[REQUIREMENTS]: Using the records that follow, copy every line containing the word "Indian".

Entries taken from a collection
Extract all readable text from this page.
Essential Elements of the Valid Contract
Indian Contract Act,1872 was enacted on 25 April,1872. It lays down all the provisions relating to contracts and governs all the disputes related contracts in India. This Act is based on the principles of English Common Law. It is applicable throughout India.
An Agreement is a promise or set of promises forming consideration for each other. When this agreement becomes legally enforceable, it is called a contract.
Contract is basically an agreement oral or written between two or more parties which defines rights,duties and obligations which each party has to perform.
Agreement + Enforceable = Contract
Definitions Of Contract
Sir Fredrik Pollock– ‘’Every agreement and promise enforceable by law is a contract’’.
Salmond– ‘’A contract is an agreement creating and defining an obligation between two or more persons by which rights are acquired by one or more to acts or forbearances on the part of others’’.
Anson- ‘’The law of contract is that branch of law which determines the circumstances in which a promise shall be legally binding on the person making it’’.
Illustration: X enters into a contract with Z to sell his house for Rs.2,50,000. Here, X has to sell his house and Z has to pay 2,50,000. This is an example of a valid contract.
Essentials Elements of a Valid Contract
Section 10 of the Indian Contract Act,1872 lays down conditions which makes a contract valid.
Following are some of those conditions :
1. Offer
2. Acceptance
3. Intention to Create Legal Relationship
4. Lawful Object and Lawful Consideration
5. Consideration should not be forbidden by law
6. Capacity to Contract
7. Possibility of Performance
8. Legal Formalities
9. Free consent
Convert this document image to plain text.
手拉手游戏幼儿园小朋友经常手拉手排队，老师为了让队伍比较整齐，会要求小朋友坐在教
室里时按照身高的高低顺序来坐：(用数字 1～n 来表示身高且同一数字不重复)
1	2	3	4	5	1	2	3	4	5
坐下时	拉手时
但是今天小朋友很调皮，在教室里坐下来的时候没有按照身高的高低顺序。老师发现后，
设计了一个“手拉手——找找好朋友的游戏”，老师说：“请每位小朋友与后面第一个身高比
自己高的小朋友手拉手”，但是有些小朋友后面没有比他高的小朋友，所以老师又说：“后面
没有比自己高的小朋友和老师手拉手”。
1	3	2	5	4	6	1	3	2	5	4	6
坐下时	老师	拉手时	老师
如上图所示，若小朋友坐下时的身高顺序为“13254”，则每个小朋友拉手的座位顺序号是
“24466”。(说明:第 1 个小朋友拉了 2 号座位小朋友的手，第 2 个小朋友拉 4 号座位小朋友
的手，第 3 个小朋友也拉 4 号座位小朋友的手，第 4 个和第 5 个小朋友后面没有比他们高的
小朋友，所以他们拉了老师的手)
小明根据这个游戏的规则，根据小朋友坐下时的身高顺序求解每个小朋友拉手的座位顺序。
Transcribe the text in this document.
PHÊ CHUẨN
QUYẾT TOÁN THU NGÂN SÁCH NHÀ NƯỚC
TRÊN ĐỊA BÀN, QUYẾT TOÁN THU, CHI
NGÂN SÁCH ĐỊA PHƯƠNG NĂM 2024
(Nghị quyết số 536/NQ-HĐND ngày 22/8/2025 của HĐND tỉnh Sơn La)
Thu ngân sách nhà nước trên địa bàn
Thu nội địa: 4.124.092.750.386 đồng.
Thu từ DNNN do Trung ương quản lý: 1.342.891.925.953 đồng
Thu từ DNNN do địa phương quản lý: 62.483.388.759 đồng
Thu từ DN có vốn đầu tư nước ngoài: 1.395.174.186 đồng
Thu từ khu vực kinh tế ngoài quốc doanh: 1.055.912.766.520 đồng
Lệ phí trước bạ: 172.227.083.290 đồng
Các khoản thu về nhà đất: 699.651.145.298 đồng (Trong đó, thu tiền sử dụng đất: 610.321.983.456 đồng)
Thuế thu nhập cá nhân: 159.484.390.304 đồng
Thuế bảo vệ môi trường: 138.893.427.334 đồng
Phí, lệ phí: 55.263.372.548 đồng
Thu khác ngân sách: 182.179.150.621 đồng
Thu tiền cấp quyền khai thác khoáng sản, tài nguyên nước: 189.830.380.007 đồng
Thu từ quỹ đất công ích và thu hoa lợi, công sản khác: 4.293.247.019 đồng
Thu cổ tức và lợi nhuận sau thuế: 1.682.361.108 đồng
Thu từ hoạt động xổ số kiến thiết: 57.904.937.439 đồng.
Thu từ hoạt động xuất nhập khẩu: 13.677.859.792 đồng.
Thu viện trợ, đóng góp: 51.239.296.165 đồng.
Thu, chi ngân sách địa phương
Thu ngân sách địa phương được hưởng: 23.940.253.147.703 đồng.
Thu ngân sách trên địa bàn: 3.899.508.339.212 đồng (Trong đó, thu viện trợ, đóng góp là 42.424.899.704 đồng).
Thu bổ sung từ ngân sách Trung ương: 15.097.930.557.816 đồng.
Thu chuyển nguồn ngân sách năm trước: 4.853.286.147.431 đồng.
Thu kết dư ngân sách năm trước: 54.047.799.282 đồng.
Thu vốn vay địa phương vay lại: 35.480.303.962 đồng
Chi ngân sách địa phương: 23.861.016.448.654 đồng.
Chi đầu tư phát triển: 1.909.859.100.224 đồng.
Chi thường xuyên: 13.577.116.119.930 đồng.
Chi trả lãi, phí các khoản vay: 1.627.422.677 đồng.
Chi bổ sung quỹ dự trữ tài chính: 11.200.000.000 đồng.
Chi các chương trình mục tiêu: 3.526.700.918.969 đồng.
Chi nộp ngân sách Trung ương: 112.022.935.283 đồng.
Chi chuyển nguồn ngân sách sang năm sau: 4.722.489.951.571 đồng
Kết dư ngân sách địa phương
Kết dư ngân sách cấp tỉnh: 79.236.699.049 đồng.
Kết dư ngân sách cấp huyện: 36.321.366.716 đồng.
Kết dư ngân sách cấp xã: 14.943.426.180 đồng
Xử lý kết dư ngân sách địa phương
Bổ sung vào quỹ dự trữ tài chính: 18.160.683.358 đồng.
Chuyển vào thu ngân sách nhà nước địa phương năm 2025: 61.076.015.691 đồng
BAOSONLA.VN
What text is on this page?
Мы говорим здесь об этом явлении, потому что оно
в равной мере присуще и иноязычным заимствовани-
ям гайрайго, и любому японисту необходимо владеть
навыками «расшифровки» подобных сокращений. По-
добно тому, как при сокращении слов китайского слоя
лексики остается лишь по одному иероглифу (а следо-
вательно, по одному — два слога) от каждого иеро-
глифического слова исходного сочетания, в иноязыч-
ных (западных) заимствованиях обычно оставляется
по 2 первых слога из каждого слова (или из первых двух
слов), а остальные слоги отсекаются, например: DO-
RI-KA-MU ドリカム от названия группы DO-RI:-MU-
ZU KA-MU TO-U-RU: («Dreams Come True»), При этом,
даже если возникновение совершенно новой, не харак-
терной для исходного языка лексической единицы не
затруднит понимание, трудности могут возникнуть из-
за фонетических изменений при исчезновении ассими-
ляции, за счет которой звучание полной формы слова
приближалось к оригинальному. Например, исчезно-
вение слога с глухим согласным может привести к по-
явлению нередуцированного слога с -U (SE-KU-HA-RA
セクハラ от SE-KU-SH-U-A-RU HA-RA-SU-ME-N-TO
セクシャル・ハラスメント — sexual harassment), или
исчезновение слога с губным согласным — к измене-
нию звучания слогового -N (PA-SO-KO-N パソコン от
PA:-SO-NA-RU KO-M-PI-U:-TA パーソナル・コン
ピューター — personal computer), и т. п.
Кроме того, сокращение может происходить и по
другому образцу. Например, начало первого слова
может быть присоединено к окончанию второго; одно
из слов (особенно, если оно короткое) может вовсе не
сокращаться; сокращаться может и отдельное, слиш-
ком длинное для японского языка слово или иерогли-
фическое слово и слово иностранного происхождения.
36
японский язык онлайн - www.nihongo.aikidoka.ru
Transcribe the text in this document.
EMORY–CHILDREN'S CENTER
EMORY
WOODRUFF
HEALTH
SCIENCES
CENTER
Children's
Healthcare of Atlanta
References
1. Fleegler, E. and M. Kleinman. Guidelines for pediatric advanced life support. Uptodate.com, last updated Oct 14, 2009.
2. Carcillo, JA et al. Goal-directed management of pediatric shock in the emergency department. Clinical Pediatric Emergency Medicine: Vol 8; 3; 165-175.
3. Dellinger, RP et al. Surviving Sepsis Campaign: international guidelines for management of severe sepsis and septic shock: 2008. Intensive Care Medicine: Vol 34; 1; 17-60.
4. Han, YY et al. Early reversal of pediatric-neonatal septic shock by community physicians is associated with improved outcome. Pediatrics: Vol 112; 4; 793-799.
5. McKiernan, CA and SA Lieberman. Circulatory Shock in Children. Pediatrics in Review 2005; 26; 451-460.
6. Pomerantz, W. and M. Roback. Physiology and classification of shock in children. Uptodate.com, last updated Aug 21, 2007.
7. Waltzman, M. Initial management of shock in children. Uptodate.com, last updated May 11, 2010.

[IN RESPONSE]:
Indian Contract Act,1872 was enacted on 25 April,1872. It lays down all the provisions relating to contracts and governs all the disputes related contracts in India. This Act is based on the principles of English Common Law. It is applicable throughout India.
Section 10 of the Indian Contract Act,1872 lays down conditions which makes a contract valid.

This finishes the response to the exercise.